»»

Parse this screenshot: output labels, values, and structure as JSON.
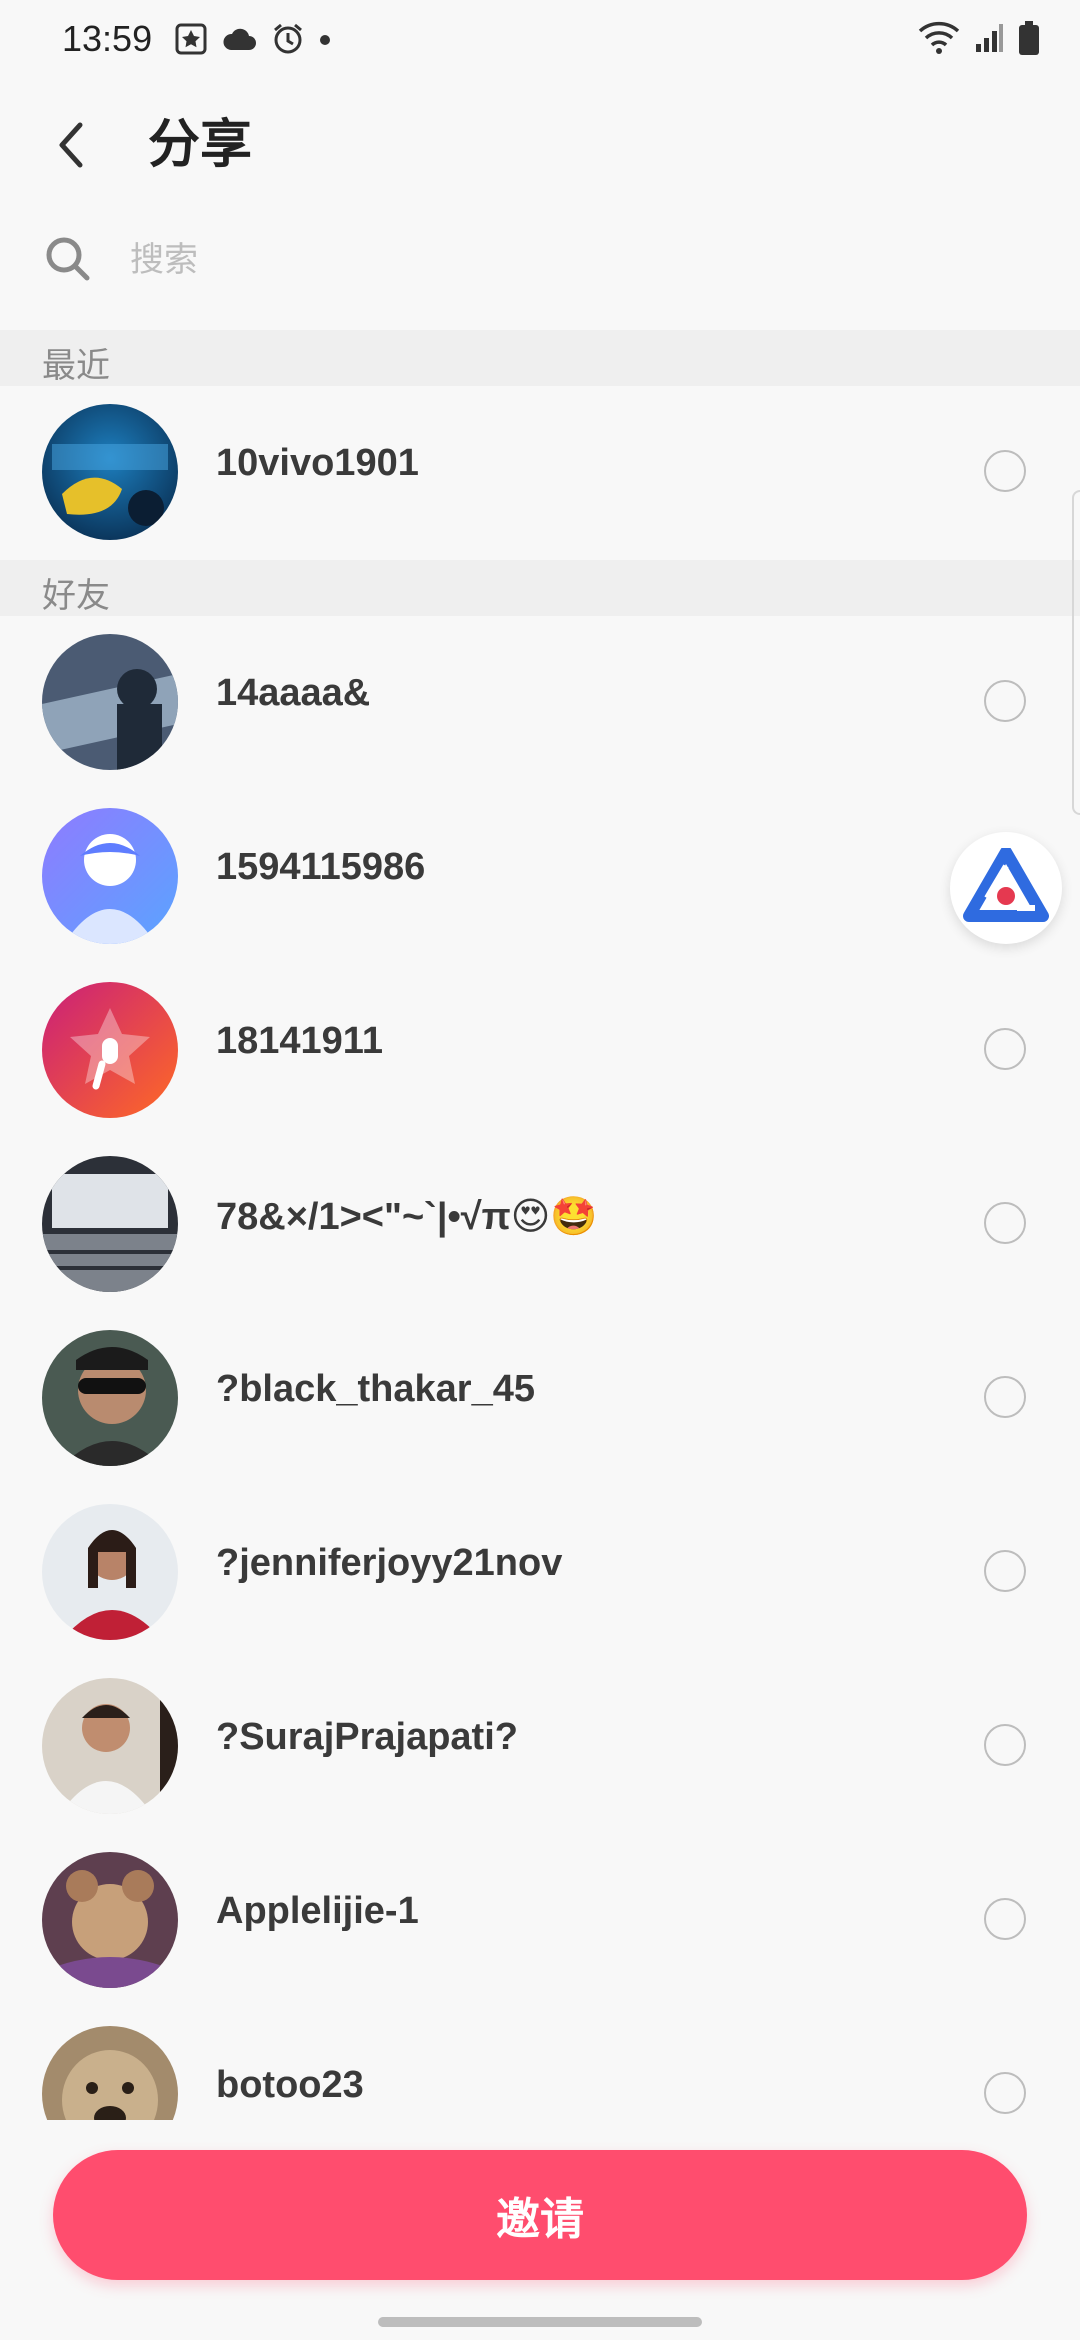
{
  "status_bar": {
    "time": "13:59"
  },
  "header": {
    "title": "分享"
  },
  "search": {
    "placeholder": "搜索"
  },
  "sections": {
    "recent": "最近",
    "friends": "好友"
  },
  "recent": [
    {
      "name": "10vivo1901"
    }
  ],
  "friends": [
    {
      "name": "14aaaa&"
    },
    {
      "name": "1594115986"
    },
    {
      "name": "18141911"
    },
    {
      "name": "78&×/1><\"~`|•√π😍🤩"
    },
    {
      "name": "?black_thakar_45"
    },
    {
      "name": "?jenniferjoyy21nov"
    },
    {
      "name": "?SurajPrajapati?"
    },
    {
      "name": "Applelijie-1"
    },
    {
      "name": "botoo23"
    }
  ],
  "footer": {
    "invite_label": "邀请"
  },
  "colors": {
    "accent": "#FF4D6E",
    "floating_logo_blue": "#2F6BE0",
    "floating_logo_red": "#E53950"
  }
}
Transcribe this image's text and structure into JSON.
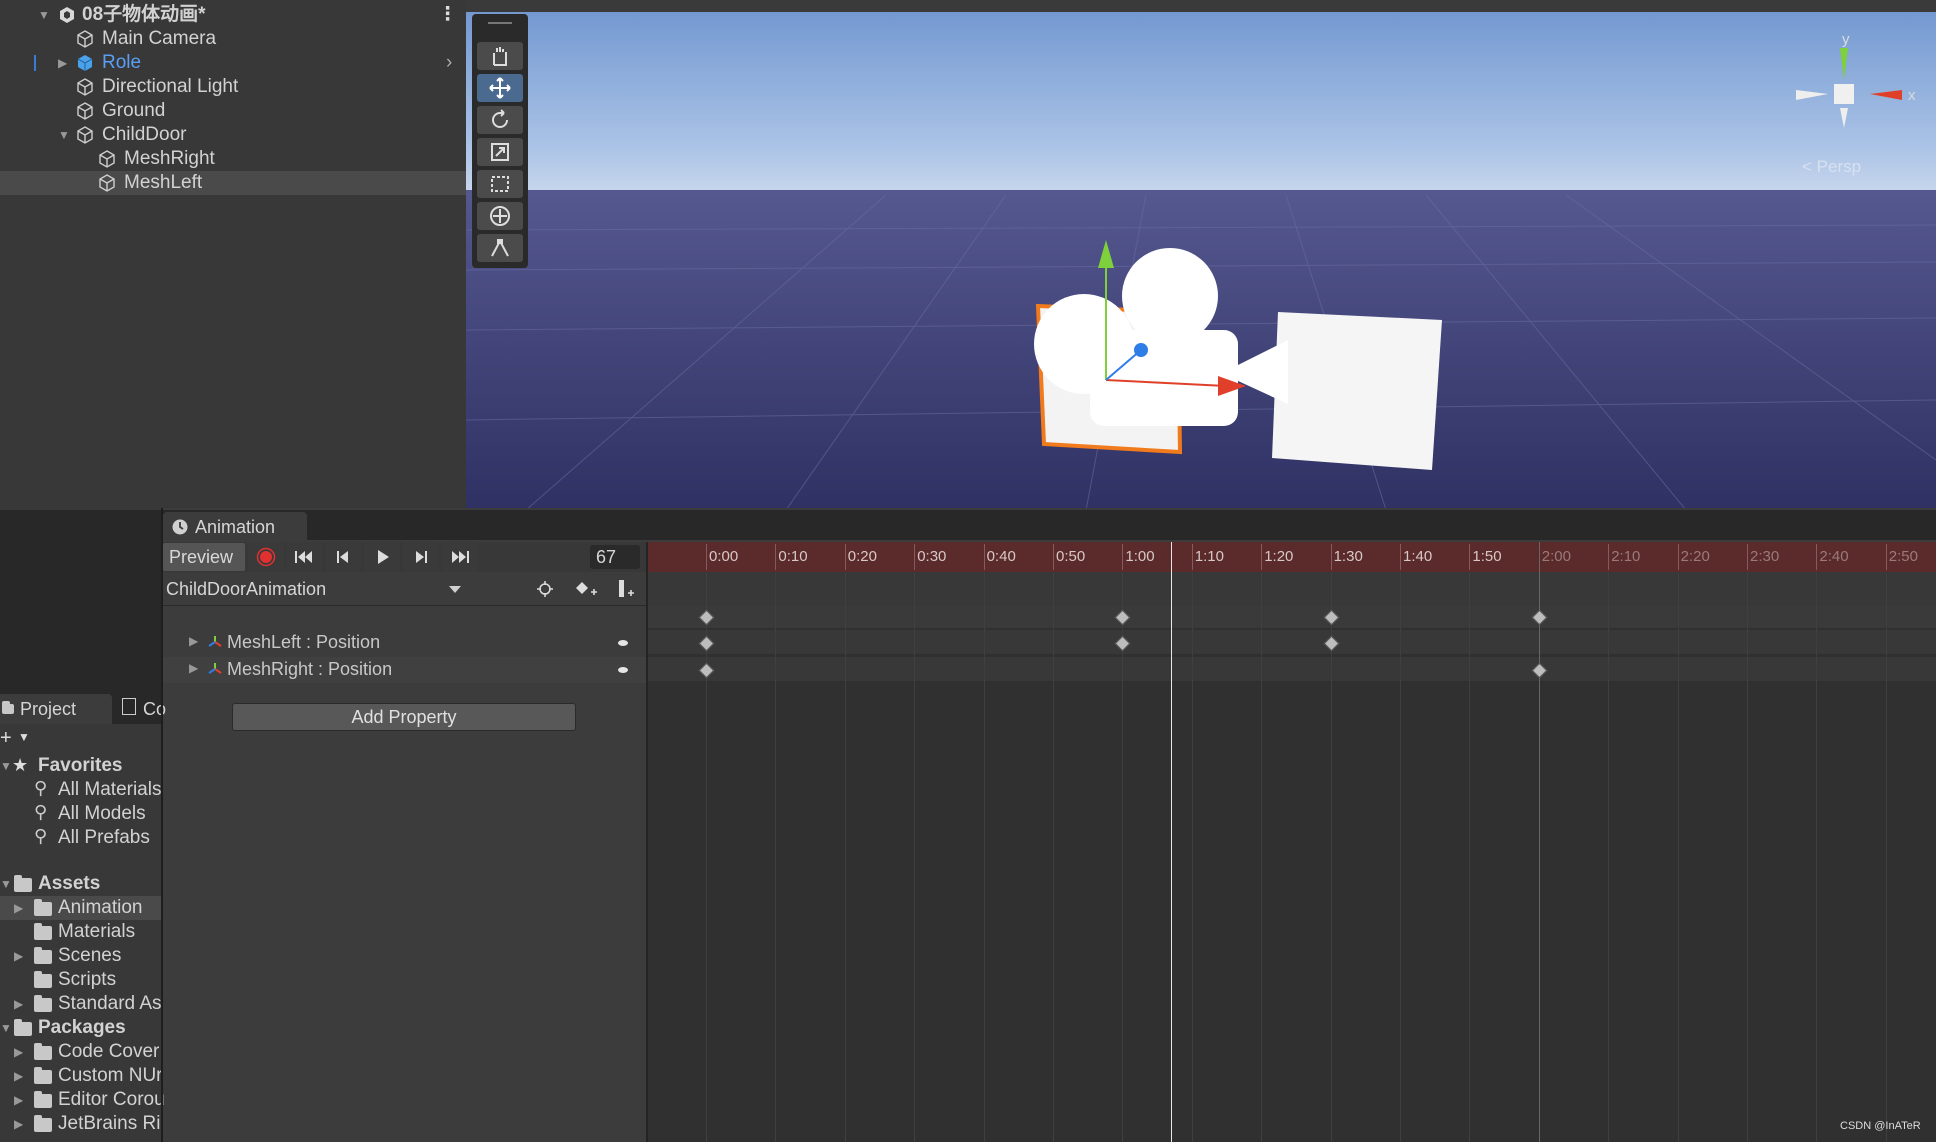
{
  "hierarchy": {
    "scene_name": "08子物体动画*",
    "items": [
      {
        "label": "Main Camera"
      },
      {
        "label": "Role"
      },
      {
        "label": "Directional Light"
      },
      {
        "label": "Ground"
      },
      {
        "label": "ChildDoor"
      },
      {
        "label": "MeshRight"
      },
      {
        "label": "MeshLeft"
      }
    ],
    "menu_icon": "kebab-menu-icon"
  },
  "scene_view": {
    "gizmo_axes": {
      "y": "y",
      "x": "x"
    },
    "projection_label": "< Persp",
    "colors": {
      "sky_top": "#7aa0d6",
      "ground": "#3b3f7a",
      "axis_x": "#e0402a",
      "axis_y": "#7ed13a",
      "axis_z": "#2f7de6",
      "selection_outline": "#f07a1c"
    }
  },
  "animation": {
    "tab_label": "Animation",
    "preview_label": "Preview",
    "frame_value": "67",
    "clip_name": "ChildDoorAnimation",
    "properties": [
      {
        "label": "MeshLeft : Position"
      },
      {
        "label": "MeshRight : Position"
      }
    ],
    "add_property_label": "Add Property",
    "ruler_ticks": [
      "0:00",
      "0:10",
      "0:20",
      "0:30",
      "0:40",
      "0:50",
      "1:00",
      "1:10",
      "1:20",
      "1:30",
      "1:40",
      "1:50",
      "2:00",
      "2:10",
      "2:20",
      "2:30",
      "2:40",
      "2:50"
    ],
    "keyframes": {
      "summary": [
        "0:00",
        "1:00",
        "1:30",
        "2:00"
      ],
      "meshleft": [
        "0:00",
        "1:00",
        "1:30"
      ],
      "meshright": [
        "0:00",
        "2:00"
      ]
    },
    "playhead": "1:07",
    "colors": {
      "record": "#e03030",
      "ruler": "#5b2a2a"
    }
  },
  "project": {
    "tabs": [
      {
        "label": "Project"
      },
      {
        "label": "Co"
      }
    ],
    "favorites_label": "Favorites",
    "favorites": [
      {
        "label": "All Materials"
      },
      {
        "label": "All Models"
      },
      {
        "label": "All Prefabs"
      }
    ],
    "assets_label": "Assets",
    "assets": [
      {
        "label": "Animation"
      },
      {
        "label": "Materials"
      },
      {
        "label": "Scenes"
      },
      {
        "label": "Scripts"
      },
      {
        "label": "Standard As"
      }
    ],
    "packages_label": "Packages",
    "packages": [
      {
        "label": "Code Cover"
      },
      {
        "label": "Custom NUr"
      },
      {
        "label": "Editor Corou"
      },
      {
        "label": "JetBrains Ri"
      }
    ]
  },
  "watermark": "CSDN @InATeR"
}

««

## What the task asks
Each line that holds the word "this" is to be copied.

## Complete answer
Parse this screenshot: output labels, values, and structure as JSON.
Transcribe this image's text and structure into JSON.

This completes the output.